▸ PROMPT
Copy each line below in which the string "name" occurs.

▸ Entries taken from a collection
○ ○ ○ ○ ○
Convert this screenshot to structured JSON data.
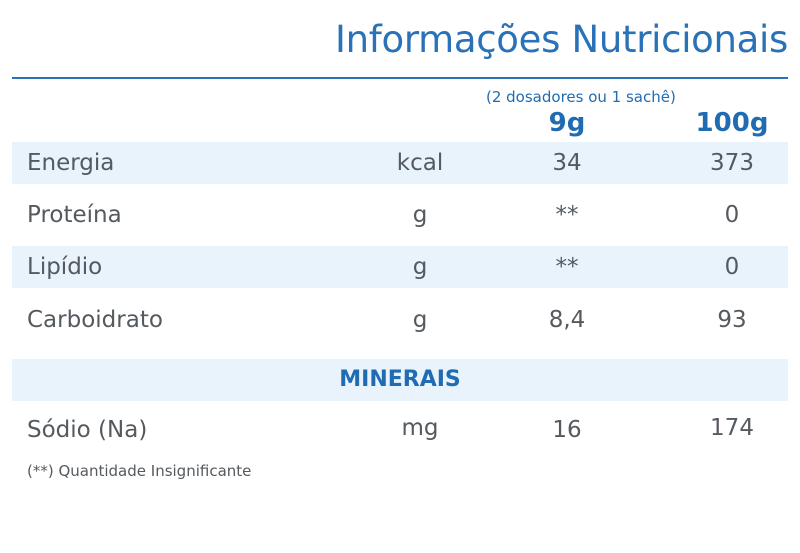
{
  "header": {
    "title": "Informações Nutricionais",
    "serving_note": "(2 dosadores ou 1 sachê)",
    "col_serving": "9g",
    "col_100g": "100g"
  },
  "rows": [
    {
      "name": "Energia",
      "unit": "kcal",
      "serving": "34",
      "per100": "373"
    },
    {
      "name": "Proteína",
      "unit": "g",
      "serving": "**",
      "per100": "0"
    },
    {
      "name": "Lipídio",
      "unit": "g",
      "serving": "**",
      "per100": "0"
    },
    {
      "name": "Carboidrato",
      "unit": "g",
      "serving": "8,4",
      "per100": "93"
    }
  ],
  "minerals": {
    "label": "MINERAIS",
    "rows": [
      {
        "name": "Sódio (Na)",
        "unit": "mg",
        "serving": "16",
        "per100": "174"
      }
    ]
  },
  "footnote": "(**) Quantidade Insignificante",
  "colors": {
    "accent": "#2a72b8",
    "row_shade": "#e8f3fb",
    "text": "#555a5f"
  }
}
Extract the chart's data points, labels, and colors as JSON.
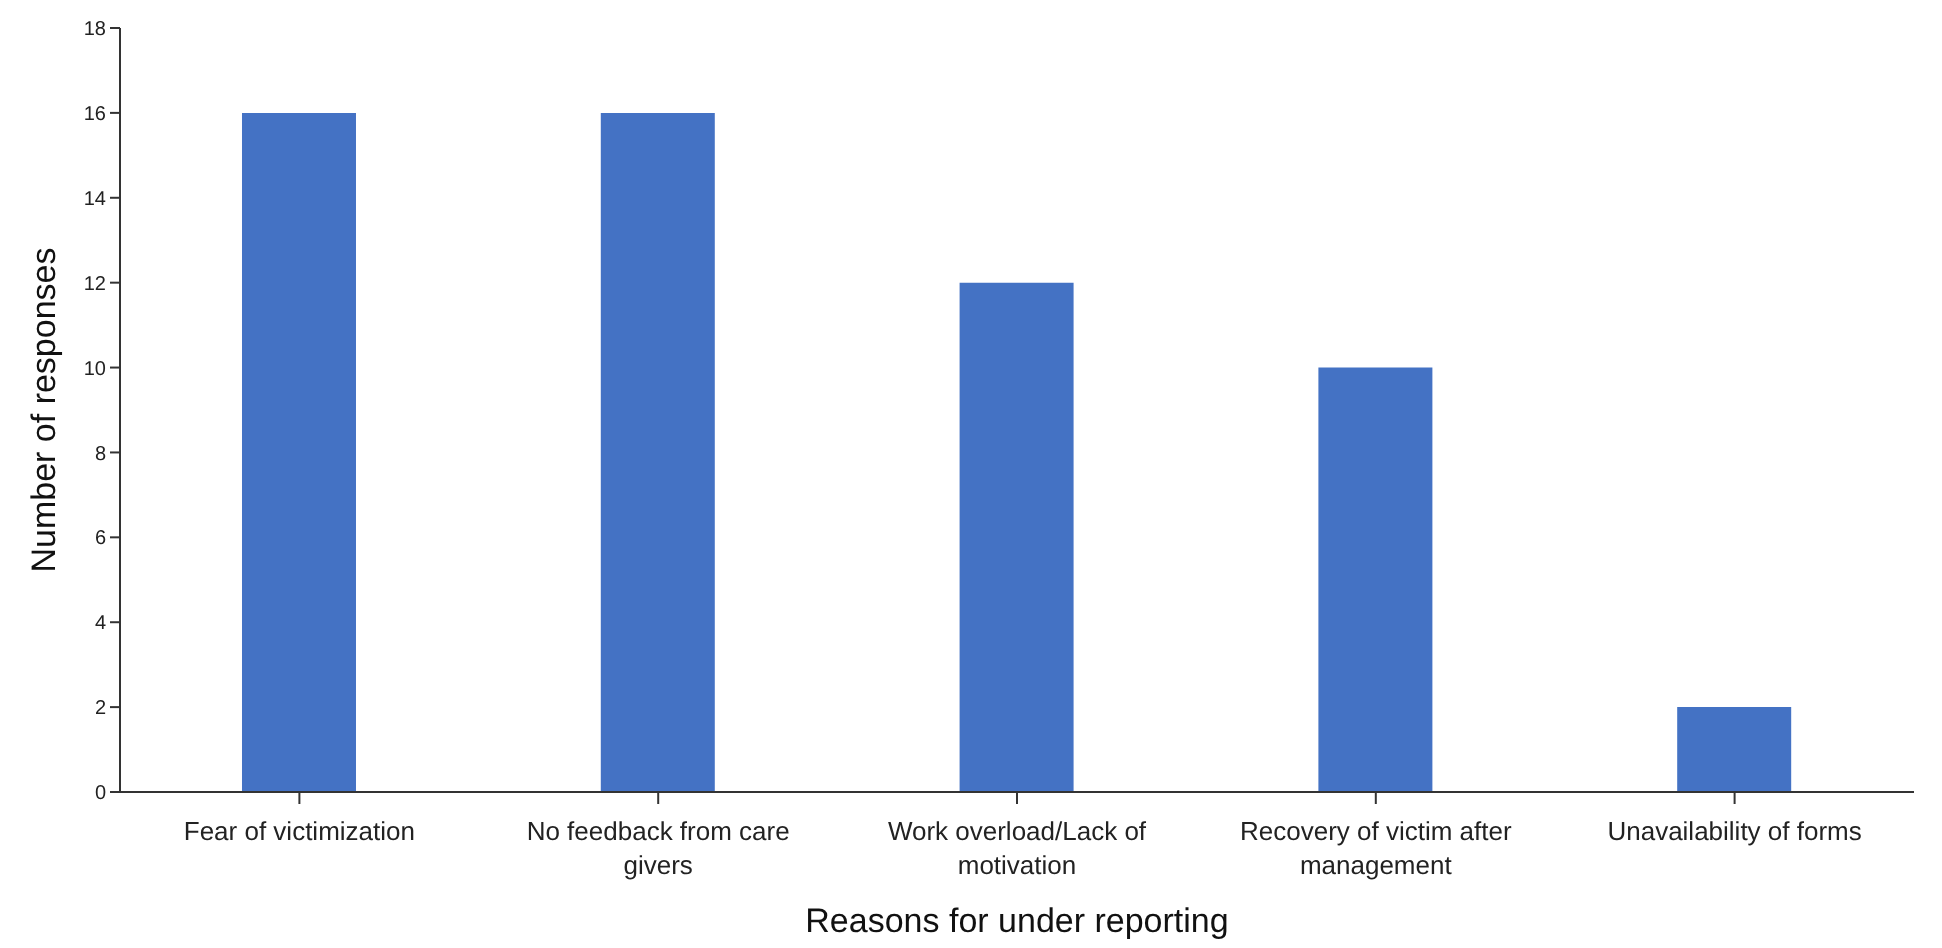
{
  "chart_data": {
    "type": "bar",
    "xlabel": "Reasons for under reporting",
    "ylabel": "Number of responses",
    "categories": [
      "Fear of victimization",
      "No feedback from care givers",
      "Work overload/Lack of motivation",
      "Recovery of victim after management",
      "Unavailability of forms"
    ],
    "values": [
      16,
      16,
      12,
      10,
      2
    ],
    "color": "#4472c4",
    "ylim": [
      0,
      18
    ],
    "yticks": [
      0,
      2,
      4,
      6,
      8,
      10,
      12,
      14,
      16,
      18
    ],
    "grid": false,
    "legend": false
  }
}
○ ○ ○ ○ ○
▸ FINISHED ANSWER
      "name": "Energia",
      "name": "Proteína",
      "name": "Lipídio",
      "name": "Carboidrato",
        "name": "Sódio (Na)",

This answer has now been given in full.